◆ **Problem details**
Repeat all of the material exactly as given.

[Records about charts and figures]
━━━━━━━━

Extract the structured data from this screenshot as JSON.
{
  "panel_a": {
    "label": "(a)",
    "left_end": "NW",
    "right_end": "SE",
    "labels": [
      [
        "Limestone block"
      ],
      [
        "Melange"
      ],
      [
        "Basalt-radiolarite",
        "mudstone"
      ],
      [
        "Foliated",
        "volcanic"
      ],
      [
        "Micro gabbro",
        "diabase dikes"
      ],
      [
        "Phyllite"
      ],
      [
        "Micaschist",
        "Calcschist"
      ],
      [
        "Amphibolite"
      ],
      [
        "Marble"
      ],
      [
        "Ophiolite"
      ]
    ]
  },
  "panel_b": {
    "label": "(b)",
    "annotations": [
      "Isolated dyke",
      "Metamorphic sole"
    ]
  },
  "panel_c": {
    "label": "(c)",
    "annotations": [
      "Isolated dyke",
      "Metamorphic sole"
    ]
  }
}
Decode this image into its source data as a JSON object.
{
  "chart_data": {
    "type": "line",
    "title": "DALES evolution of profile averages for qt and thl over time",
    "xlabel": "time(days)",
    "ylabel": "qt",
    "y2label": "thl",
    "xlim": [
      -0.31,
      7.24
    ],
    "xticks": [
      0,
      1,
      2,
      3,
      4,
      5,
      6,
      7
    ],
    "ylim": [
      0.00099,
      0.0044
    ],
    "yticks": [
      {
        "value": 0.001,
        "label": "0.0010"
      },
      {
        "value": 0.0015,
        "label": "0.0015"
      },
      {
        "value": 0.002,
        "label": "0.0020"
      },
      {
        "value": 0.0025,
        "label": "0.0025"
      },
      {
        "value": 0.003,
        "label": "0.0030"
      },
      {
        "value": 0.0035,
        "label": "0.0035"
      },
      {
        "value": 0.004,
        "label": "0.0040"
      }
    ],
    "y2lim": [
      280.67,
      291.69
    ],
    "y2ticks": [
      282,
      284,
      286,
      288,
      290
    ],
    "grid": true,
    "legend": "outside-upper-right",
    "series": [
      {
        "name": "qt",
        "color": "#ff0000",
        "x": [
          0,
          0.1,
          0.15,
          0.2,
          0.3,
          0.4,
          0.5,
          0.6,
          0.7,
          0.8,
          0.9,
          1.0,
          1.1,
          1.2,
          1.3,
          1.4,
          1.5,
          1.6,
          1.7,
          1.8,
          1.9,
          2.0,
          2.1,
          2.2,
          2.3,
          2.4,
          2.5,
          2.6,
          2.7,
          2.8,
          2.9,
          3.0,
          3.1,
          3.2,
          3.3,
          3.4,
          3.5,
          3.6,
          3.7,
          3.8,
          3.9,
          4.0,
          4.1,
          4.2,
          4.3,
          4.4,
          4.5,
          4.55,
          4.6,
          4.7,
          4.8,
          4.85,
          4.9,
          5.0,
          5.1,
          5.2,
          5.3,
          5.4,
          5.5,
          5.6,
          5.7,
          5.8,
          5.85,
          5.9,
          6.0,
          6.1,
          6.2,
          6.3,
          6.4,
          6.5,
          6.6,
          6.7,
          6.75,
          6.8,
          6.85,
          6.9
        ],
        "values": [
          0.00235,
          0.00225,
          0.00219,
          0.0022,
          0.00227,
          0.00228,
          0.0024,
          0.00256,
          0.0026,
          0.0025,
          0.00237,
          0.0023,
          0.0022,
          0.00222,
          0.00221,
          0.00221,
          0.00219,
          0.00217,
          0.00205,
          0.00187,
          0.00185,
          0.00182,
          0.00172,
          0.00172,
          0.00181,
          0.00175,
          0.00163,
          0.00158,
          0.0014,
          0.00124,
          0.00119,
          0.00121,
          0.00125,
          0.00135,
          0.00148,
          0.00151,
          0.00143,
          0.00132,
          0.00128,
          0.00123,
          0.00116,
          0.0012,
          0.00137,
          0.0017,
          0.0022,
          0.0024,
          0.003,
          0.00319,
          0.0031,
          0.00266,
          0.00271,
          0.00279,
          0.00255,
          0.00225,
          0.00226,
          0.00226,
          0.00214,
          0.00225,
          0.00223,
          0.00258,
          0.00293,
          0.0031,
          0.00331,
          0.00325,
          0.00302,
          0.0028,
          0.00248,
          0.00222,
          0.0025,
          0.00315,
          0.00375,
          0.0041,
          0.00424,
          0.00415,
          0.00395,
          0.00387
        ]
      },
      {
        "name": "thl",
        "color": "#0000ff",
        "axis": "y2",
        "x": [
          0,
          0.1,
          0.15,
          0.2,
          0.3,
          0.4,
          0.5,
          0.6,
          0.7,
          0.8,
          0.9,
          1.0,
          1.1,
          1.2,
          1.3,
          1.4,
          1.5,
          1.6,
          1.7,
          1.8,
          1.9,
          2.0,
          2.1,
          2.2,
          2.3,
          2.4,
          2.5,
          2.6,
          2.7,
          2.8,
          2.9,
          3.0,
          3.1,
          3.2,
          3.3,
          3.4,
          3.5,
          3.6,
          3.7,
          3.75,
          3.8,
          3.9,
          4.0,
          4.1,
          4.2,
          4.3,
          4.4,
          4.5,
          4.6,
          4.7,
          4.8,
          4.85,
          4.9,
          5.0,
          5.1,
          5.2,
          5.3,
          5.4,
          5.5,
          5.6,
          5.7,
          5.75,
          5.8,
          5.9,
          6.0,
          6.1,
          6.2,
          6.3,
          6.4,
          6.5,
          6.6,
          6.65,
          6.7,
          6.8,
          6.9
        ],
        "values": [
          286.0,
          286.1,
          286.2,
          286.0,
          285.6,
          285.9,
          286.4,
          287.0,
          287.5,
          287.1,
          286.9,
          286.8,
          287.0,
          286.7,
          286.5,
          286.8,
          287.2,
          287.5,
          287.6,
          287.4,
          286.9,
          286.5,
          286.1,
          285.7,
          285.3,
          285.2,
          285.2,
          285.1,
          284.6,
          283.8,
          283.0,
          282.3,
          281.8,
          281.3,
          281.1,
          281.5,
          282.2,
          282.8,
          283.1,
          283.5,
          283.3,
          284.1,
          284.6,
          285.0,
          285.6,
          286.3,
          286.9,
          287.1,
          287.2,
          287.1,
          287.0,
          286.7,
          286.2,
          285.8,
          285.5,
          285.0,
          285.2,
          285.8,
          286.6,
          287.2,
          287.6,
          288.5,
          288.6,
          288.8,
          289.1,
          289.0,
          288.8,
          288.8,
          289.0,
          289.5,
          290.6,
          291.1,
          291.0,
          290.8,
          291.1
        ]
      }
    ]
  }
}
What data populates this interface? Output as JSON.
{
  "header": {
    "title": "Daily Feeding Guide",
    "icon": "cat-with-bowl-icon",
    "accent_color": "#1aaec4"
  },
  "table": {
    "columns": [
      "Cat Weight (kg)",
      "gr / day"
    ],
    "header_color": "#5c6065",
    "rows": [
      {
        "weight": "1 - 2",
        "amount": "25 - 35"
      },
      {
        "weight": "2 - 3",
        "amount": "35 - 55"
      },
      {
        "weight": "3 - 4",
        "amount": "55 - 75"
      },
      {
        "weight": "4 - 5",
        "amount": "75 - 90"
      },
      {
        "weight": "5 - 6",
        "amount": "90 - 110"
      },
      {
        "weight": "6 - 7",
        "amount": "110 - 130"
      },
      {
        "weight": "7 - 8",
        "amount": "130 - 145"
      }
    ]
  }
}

━━━━━━━━

◆ **Answer to the problem**
Extract the structured data from this screenshot as JSON.
{
  "panel_a": {
    "label": "(a)",
    "left_end": "NW",
    "right_end": "SE",
    "labels": [
      [
        "Limestone block"
      ],
      [
        "Melange"
      ],
      [
        "Basalt-radiolarite",
        "mudstone"
      ],
      [
        "Foliated",
        "volcanic"
      ],
      [
        "Micro gabbro",
        "diabase dikes"
      ],
      [
        "Phyllite"
      ],
      [
        "Micaschist",
        "Calcschist"
      ],
      [
        "Amphibolite"
      ],
      [
        "Marble"
      ],
      [
        "Ophiolite"
      ]
    ]
  },
  "panel_b": {
    "label": "(b)",
    "annotations": [
      "Isolated dyke",
      "Metamorphic sole"
    ]
  },
  "panel_c": {
    "label": "(c)",
    "annotations": [
      "Isolated dyke",
      "Metamorphic sole"
    ]
  }
}
Decode this image into its source data as a JSON object.
{
  "chart_data": {
    "type": "line",
    "title": "DALES evolution of profile averages for qt and thl over time",
    "xlabel": "time(days)",
    "ylabel": "qt",
    "y2label": "thl",
    "xlim": [
      -0.31,
      7.24
    ],
    "xticks": [
      0,
      1,
      2,
      3,
      4,
      5,
      6,
      7
    ],
    "ylim": [
      0.00099,
      0.0044
    ],
    "yticks": [
      {
        "value": 0.001,
        "label": "0.0010"
      },
      {
        "value": 0.0015,
        "label": "0.0015"
      },
      {
        "value": 0.002,
        "label": "0.0020"
      },
      {
        "value": 0.0025,
        "label": "0.0025"
      },
      {
        "value": 0.003,
        "label": "0.0030"
      },
      {
        "value": 0.0035,
        "label": "0.0035"
      },
      {
        "value": 0.004,
        "label": "0.0040"
      }
    ],
    "y2lim": [
      280.67,
      291.69
    ],
    "y2ticks": [
      282,
      284,
      286,
      288,
      290
    ],
    "grid": true,
    "legend": "outside-upper-right",
    "series": [
      {
        "name": "qt",
        "color": "#ff0000",
        "x": [
          0,
          0.1,
          0.15,
          0.2,
          0.3,
          0.4,
          0.5,
          0.6,
          0.7,
          0.8,
          0.9,
          1.0,
          1.1,
          1.2,
          1.3,
          1.4,
          1.5,
          1.6,
          1.7,
          1.8,
          1.9,
          2.0,
          2.1,
          2.2,
          2.3,
          2.4,
          2.5,
          2.6,
          2.7,
          2.8,
          2.9,
          3.0,
          3.1,
          3.2,
          3.3,
          3.4,
          3.5,
          3.6,
          3.7,
          3.8,
          3.9,
          4.0,
          4.1,
          4.2,
          4.3,
          4.4,
          4.5,
          4.55,
          4.6,
          4.7,
          4.8,
          4.85,
          4.9,
          5.0,
          5.1,
          5.2,
          5.3,
          5.4,
          5.5,
          5.6,
          5.7,
          5.8,
          5.85,
          5.9,
          6.0,
          6.1,
          6.2,
          6.3,
          6.4,
          6.5,
          6.6,
          6.7,
          6.75,
          6.8,
          6.85,
          6.9
        ],
        "values": [
          0.00235,
          0.00225,
          0.00219,
          0.0022,
          0.00227,
          0.00228,
          0.0024,
          0.00256,
          0.0026,
          0.0025,
          0.00237,
          0.0023,
          0.0022,
          0.00222,
          0.00221,
          0.00221,
          0.00219,
          0.00217,
          0.00205,
          0.00187,
          0.00185,
          0.00182,
          0.00172,
          0.00172,
          0.00181,
          0.00175,
          0.00163,
          0.00158,
          0.0014,
          0.00124,
          0.00119,
          0.00121,
          0.00125,
          0.00135,
          0.00148,
          0.00151,
          0.00143,
          0.00132,
          0.00128,
          0.00123,
          0.00116,
          0.0012,
          0.00137,
          0.0017,
          0.0022,
          0.0024,
          0.003,
          0.00319,
          0.0031,
          0.00266,
          0.00271,
          0.00279,
          0.00255,
          0.00225,
          0.00226,
          0.00226,
          0.00214,
          0.00225,
          0.00223,
          0.00258,
          0.00293,
          0.0031,
          0.00331,
          0.00325,
          0.00302,
          0.0028,
          0.00248,
          0.00222,
          0.0025,
          0.00315,
          0.00375,
          0.0041,
          0.00424,
          0.00415,
          0.00395,
          0.00387
        ]
      },
      {
        "name": "thl",
        "color": "#0000ff",
        "axis": "y2",
        "x": [
          0,
          0.1,
          0.15,
          0.2,
          0.3,
          0.4,
          0.5,
          0.6,
          0.7,
          0.8,
          0.9,
          1.0,
          1.1,
          1.2,
          1.3,
          1.4,
          1.5,
          1.6,
          1.7,
          1.8,
          1.9,
          2.0,
          2.1,
          2.2,
          2.3,
          2.4,
          2.5,
          2.6,
          2.7,
          2.8,
          2.9,
          3.0,
          3.1,
          3.2,
          3.3,
          3.4,
          3.5,
          3.6,
          3.7,
          3.75,
          3.8,
          3.9,
          4.0,
          4.1,
          4.2,
          4.3,
          4.4,
          4.5,
          4.6,
          4.7,
          4.8,
          4.85,
          4.9,
          5.0,
          5.1,
          5.2,
          5.3,
          5.4,
          5.5,
          5.6,
          5.7,
          5.75,
          5.8,
          5.9,
          6.0,
          6.1,
          6.2,
          6.3,
          6.4,
          6.5,
          6.6,
          6.65,
          6.7,
          6.8,
          6.9
        ],
        "values": [
          286.0,
          286.1,
          286.2,
          286.0,
          285.6,
          285.9,
          286.4,
          287.0,
          287.5,
          287.1,
          286.9,
          286.8,
          287.0,
          286.7,
          286.5,
          286.8,
          287.2,
          287.5,
          287.6,
          287.4,
          286.9,
          286.5,
          286.1,
          285.7,
          285.3,
          285.2,
          285.2,
          285.1,
          284.6,
          283.8,
          283.0,
          282.3,
          281.8,
          281.3,
          281.1,
          281.5,
          282.2,
          282.8,
          283.1,
          283.5,
          283.3,
          284.1,
          284.6,
          285.0,
          285.6,
          286.3,
          286.9,
          287.1,
          287.2,
          287.1,
          287.0,
          286.7,
          286.2,
          285.8,
          285.5,
          285.0,
          285.2,
          285.8,
          286.6,
          287.2,
          287.6,
          288.5,
          288.6,
          288.8,
          289.1,
          289.0,
          288.8,
          288.8,
          289.0,
          289.5,
          290.6,
          291.1,
          291.0,
          290.8,
          291.1
        ]
      }
    ]
  }
}
What data populates this interface? Output as JSON.
{
  "header": {
    "title": "Daily Feeding Guide",
    "icon": "cat-with-bowl-icon",
    "accent_color": "#1aaec4"
  },
  "table": {
    "columns": [
      "Cat Weight (kg)",
      "gr / day"
    ],
    "header_color": "#5c6065",
    "rows": [
      {
        "weight": "1 - 2",
        "amount": "25 - 35"
      },
      {
        "weight": "2 - 3",
        "amount": "35 - 55"
      },
      {
        "weight": "3 - 4",
        "amount": "55 - 75"
      },
      {
        "weight": "4 - 5",
        "amount": "75 - 90"
      },
      {
        "weight": "5 - 6",
        "amount": "90 - 110"
      },
      {
        "weight": "6 - 7",
        "amount": "110 - 130"
      },
      {
        "weight": "7 - 8",
        "amount": "130 - 145"
      }
    ]
  }
}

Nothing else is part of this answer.